_Work instructions_. Count every line where "with" shows up, and give that number only.
--------------------------------------------------
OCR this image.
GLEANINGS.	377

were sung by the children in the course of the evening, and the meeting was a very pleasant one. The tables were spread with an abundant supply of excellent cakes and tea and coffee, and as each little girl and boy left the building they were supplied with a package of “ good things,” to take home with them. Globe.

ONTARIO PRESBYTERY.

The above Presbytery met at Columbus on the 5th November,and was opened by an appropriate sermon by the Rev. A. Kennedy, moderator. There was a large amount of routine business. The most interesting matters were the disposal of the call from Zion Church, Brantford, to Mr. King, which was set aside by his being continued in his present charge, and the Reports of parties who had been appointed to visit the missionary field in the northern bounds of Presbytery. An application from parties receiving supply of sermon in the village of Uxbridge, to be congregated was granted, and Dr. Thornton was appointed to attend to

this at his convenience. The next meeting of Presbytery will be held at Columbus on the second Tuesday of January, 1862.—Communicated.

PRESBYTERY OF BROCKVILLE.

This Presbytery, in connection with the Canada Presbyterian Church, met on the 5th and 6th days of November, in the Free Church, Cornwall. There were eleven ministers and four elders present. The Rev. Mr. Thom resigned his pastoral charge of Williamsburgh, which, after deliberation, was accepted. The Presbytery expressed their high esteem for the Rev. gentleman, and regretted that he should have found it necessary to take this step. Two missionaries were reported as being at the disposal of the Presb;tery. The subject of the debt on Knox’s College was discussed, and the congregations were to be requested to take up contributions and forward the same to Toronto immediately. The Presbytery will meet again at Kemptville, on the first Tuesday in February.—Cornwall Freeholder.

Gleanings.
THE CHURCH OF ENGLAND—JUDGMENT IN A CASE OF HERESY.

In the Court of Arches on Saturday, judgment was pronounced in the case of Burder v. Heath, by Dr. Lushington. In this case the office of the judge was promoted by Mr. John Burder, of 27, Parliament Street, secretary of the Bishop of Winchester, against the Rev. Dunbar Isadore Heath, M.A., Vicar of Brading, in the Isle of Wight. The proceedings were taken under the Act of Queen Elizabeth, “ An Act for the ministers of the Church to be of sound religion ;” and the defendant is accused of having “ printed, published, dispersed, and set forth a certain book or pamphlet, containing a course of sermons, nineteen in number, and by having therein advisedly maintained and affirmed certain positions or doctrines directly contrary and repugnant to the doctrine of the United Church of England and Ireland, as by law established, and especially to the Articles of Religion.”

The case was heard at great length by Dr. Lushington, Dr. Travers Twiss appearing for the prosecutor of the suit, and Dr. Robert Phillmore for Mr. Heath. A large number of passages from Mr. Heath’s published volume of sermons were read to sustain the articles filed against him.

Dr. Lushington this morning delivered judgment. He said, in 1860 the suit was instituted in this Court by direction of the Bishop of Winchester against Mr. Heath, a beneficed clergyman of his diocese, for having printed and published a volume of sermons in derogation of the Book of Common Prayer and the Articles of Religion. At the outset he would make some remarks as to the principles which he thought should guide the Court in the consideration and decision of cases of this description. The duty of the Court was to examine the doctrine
--------------------------------------------------
_Answer to this task_. 2